[Begin RECORDS FOR THIS EXERCISE]

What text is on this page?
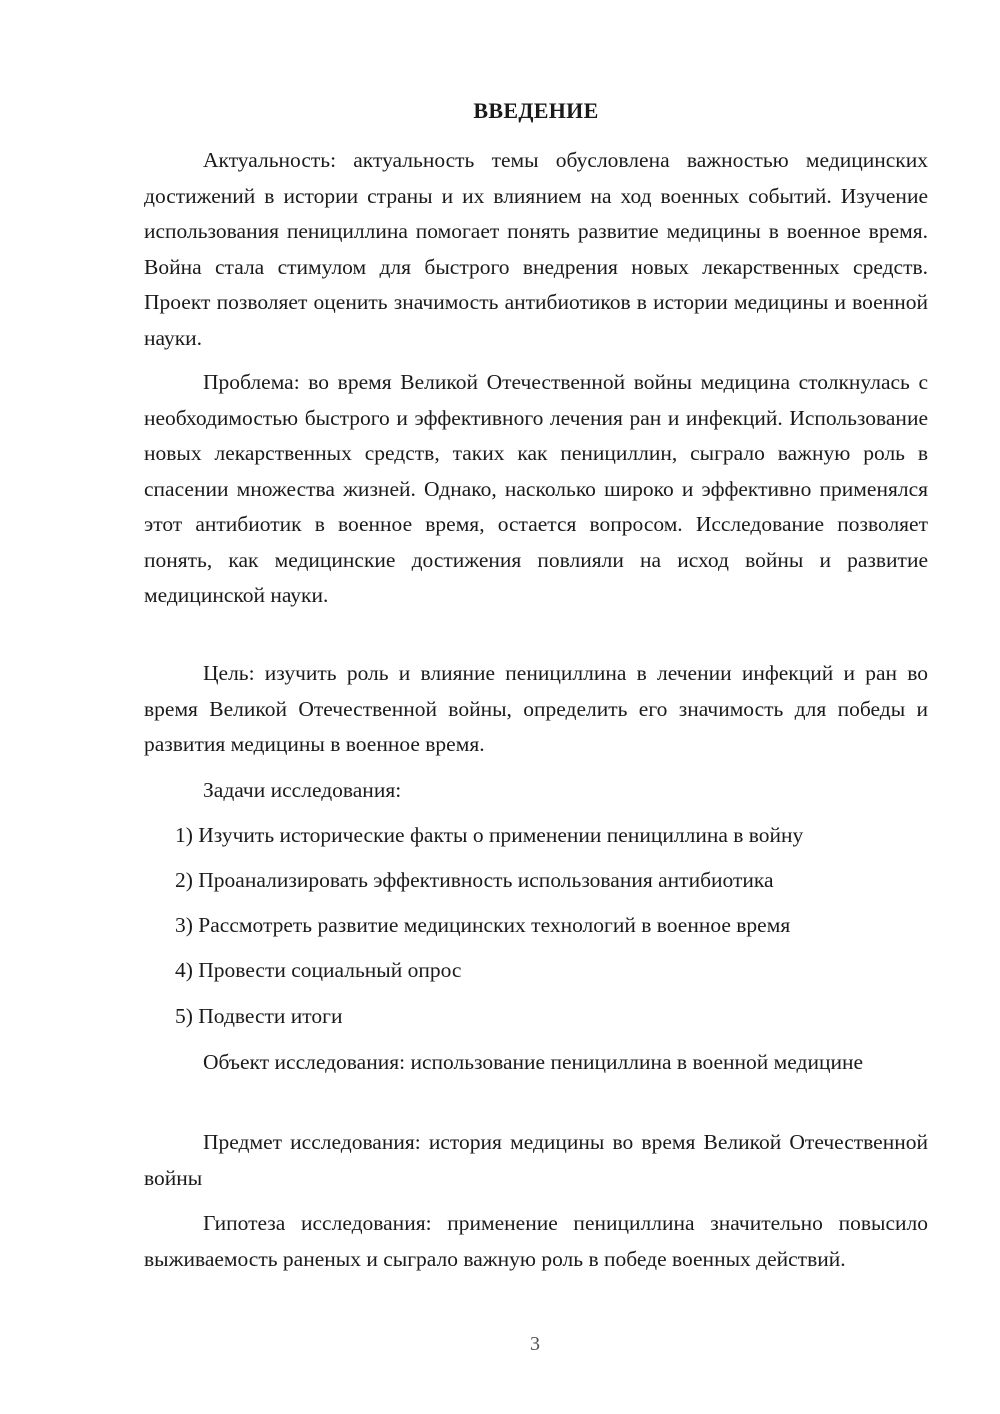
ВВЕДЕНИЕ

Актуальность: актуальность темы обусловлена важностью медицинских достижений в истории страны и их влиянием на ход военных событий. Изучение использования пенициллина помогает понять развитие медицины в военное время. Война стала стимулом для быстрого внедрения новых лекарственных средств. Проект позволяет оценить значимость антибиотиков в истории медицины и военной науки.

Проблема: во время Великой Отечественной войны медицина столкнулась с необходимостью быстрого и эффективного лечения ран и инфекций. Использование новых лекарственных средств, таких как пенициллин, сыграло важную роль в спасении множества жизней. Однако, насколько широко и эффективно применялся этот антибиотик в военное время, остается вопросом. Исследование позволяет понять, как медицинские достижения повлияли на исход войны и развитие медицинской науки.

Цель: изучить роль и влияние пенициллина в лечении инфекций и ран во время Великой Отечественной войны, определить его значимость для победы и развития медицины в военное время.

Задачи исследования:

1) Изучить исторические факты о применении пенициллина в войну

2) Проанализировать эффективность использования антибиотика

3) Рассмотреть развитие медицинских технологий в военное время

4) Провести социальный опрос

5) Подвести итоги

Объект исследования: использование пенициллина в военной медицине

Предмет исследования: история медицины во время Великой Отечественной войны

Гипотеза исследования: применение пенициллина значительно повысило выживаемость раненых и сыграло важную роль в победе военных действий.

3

[End RECORDS FOR THIS EXERCISE]

> _THE EXERCISE_
Copy out every line from the data above that has "значимость" in it.

> _THE OUTPUT_
Актуальность: актуальность темы обусловлена важностью медицинских достижений в истории страны и их влиянием на ход военных событий. Изучение использования пенициллина помогает понять развитие медицины в военное время. Война стала стимулом для быстрого внедрения новых лекарственных средств. Проект позволяет оценить значимость антибиотиков в истории медицины и военной науки.
Цель: изучить роль и влияние пенициллина в лечении инфекций и ран во время Великой Отечественной войны, определить его значимость для победы и развития медицины в военное время.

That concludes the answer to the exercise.